### To be done
Images should be left out, and everything else in the listing reproduced exactly.

Collected data:
● ● ●
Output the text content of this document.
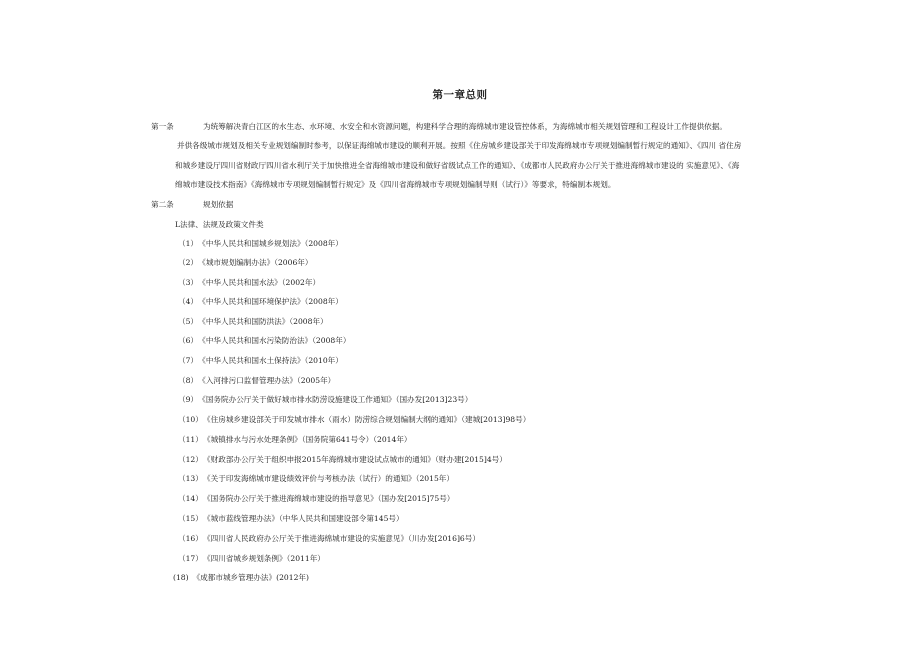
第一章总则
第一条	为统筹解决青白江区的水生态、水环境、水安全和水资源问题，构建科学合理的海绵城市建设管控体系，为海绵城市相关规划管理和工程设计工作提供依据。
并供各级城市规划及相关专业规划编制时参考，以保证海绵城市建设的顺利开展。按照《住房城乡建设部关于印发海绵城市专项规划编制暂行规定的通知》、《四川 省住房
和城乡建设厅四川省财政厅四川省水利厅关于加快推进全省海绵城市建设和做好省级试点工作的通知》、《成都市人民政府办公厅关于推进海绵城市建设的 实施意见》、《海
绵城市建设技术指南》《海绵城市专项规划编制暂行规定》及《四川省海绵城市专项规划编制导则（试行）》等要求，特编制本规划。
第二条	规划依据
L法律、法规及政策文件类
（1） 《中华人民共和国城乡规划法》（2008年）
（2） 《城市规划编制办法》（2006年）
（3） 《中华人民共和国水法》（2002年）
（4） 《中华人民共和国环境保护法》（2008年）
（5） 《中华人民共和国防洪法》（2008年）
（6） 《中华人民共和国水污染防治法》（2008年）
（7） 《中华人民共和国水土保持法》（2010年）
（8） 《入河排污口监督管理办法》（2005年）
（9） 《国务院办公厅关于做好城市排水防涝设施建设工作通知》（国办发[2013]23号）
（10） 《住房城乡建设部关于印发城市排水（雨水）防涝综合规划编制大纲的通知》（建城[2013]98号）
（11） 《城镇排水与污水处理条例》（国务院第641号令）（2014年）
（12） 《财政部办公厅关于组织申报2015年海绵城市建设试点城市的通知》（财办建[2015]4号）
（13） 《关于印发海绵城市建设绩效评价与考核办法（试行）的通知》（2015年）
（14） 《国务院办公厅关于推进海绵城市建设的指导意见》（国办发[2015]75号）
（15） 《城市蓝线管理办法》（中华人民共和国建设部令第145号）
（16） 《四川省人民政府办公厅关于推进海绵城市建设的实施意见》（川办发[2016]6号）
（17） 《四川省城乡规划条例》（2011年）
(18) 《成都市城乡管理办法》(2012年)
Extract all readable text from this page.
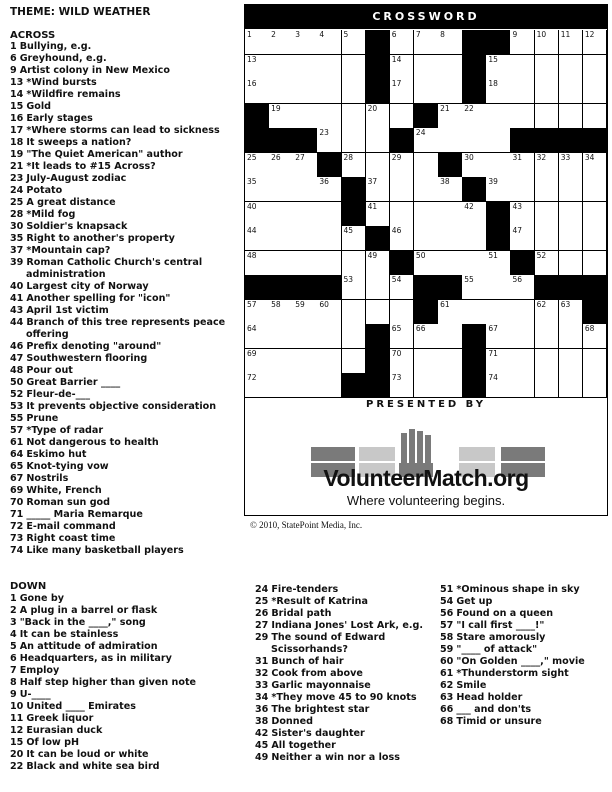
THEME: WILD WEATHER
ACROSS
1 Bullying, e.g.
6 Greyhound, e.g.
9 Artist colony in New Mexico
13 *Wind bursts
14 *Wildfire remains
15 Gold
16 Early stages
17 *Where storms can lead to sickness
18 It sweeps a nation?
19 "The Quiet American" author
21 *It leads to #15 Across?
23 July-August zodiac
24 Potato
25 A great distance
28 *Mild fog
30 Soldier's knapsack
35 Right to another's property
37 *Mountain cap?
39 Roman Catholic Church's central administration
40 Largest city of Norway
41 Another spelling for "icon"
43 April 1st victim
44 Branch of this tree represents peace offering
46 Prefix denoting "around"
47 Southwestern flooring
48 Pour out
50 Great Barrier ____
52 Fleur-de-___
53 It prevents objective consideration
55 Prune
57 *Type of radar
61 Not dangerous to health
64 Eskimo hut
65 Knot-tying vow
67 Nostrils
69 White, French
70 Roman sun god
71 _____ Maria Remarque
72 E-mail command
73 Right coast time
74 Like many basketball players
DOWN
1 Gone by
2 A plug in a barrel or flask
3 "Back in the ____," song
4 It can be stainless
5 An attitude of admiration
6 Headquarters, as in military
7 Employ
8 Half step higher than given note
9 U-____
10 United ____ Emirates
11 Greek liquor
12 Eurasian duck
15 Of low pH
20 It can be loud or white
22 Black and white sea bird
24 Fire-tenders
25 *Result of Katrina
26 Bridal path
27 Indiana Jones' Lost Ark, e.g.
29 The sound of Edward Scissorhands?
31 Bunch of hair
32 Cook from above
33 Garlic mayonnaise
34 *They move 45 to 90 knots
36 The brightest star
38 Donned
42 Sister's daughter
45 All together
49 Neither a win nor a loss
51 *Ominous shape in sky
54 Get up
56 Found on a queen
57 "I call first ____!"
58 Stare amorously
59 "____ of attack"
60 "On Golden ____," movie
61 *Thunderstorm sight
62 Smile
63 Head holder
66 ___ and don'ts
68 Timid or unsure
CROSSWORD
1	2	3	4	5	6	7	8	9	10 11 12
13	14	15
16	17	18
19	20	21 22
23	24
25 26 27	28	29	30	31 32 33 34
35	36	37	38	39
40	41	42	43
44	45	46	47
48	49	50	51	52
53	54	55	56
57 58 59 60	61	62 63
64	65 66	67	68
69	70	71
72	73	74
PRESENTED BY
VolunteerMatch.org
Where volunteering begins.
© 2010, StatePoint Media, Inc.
● ● ●
### Response to this exercise
Output the text content of this document.
第一章总则
第一条	为统筹解决青白江区的水生态、水环境、水安全和水资源问题，构建科学合理的海绵城市建设管控体系，为海绵城市相关规划管理和工程设计工作提供依据。
并供各级城市规划及相关专业规划编制时参考，以保证海绵城市建设的顺利开展。按照《住房城乡建设部关于印发海绵城市专项规划编制暂行规定的通知》、《四川 省住房
和城乡建设厅四川省财政厅四川省水利厅关于加快推进全省海绵城市建设和做好省级试点工作的通知》、《成都市人民政府办公厅关于推进海绵城市建设的 实施意见》、《海
绵城市建设技术指南》《海绵城市专项规划编制暂行规定》及《四川省海绵城市专项规划编制导则（试行）》等要求，特编制本规划。
第二条	规划依据
L法律、法规及政策文件类
（1） 《中华人民共和国城乡规划法》（2008年）
（2） 《城市规划编制办法》（2006年）
（3） 《中华人民共和国水法》（2002年）
（4） 《中华人民共和国环境保护法》（2008年）
（5） 《中华人民共和国防洪法》（2008年）
（6） 《中华人民共和国水污染防治法》（2008年）
（7） 《中华人民共和国水土保持法》（2010年）
（8） 《入河排污口监督管理办法》（2005年）
（9） 《国务院办公厅关于做好城市排水防涝设施建设工作通知》（国办发[2013]23号）
（10） 《住房城乡建设部关于印发城市排水（雨水）防涝综合规划编制大纲的通知》（建城[2013]98号）
（11） 《城镇排水与污水处理条例》（国务院第641号令）（2014年）
（12） 《财政部办公厅关于组织申报2015年海绵城市建设试点城市的通知》（财办建[2015]4号）
（13） 《关于印发海绵城市建设绩效评价与考核办法（试行）的通知》（2015年）
（14） 《国务院办公厅关于推进海绵城市建设的指导意见》（国办发[2015]75号）
（15） 《城市蓝线管理办法》（中华人民共和国建设部令第145号）
（16） 《四川省人民政府办公厅关于推进海绵城市建设的实施意见》（川办发[2016]6号）
（17） 《四川省城乡规划条例》（2011年）
(18) 《成都市城乡管理办法》(2012年)
Extract all readable text from this page.
THEME: WILD WEATHER
ACROSS
1 Bullying, e.g.
6 Greyhound, e.g.
9 Artist colony in New Mexico
13 *Wind bursts
14 *Wildfire remains
15 Gold
16 Early stages
17 *Where storms can lead to sickness
18 It sweeps a nation?
19 "The Quiet American" author
21 *It leads to #15 Across?
23 July-August zodiac
24 Potato
25 A great distance
28 *Mild fog
30 Soldier's knapsack
35 Right to another's property
37 *Mountain cap?
39 Roman Catholic Church's central administration
40 Largest city of Norway
41 Another spelling for "icon"
43 April 1st victim
44 Branch of this tree represents peace offering
46 Prefix denoting "around"
47 Southwestern flooring
48 Pour out
50 Great Barrier ____
52 Fleur-de-___
53 It prevents objective consideration
55 Prune
57 *Type of radar
61 Not dangerous to health
64 Eskimo hut
65 Knot-tying vow
67 Nostrils
69 White, French
70 Roman sun god
71 _____ Maria Remarque
72 E-mail command
73 Right coast time
74 Like many basketball players
DOWN
1 Gone by
2 A plug in a barrel or flask
3 "Back in the ____," song
4 It can be stainless
5 An attitude of admiration
6 Headquarters, as in military
7 Employ
8 Half step higher than given note
9 U-____
10 United ____ Emirates
11 Greek liquor
12 Eurasian duck
15 Of low pH
20 It can be loud or white
22 Black and white sea bird
24 Fire-tenders
25 *Result of Katrina
26 Bridal path
27 Indiana Jones' Lost Ark, e.g.
29 The sound of Edward Scissorhands?
31 Bunch of hair
32 Cook from above
33 Garlic mayonnaise
34 *They move 45 to 90 knots
36 The brightest star
38 Donned
42 Sister's daughter
45 All together
49 Neither a win nor a loss
51 *Ominous shape in sky
54 Get up
56 Found on a queen
57 "I call first ____!"
58 Stare amorously
59 "____ of attack"
60 "On Golden ____," movie
61 *Thunderstorm sight
62 Smile
63 Head holder
66 ___ and don'ts
68 Timid or unsure
CROSSWORD
1	2	3	4	5	6	7	8	9	10 11 12
13	14	15
16	17	18
19	20	21 22
23	24
25 26 27	28	29	30	31 32 33 34
35	36	37	38	39
40	41	42	43
44	45	46	47
48	49	50	51	52
53	54	55	56
57 58 59 60	61	62 63
64	65 66	67	68
69	70	71
72	73	74
PRESENTED BY
VolunteerMatch.org
Where volunteering begins.
© 2010, StatePoint Media, Inc.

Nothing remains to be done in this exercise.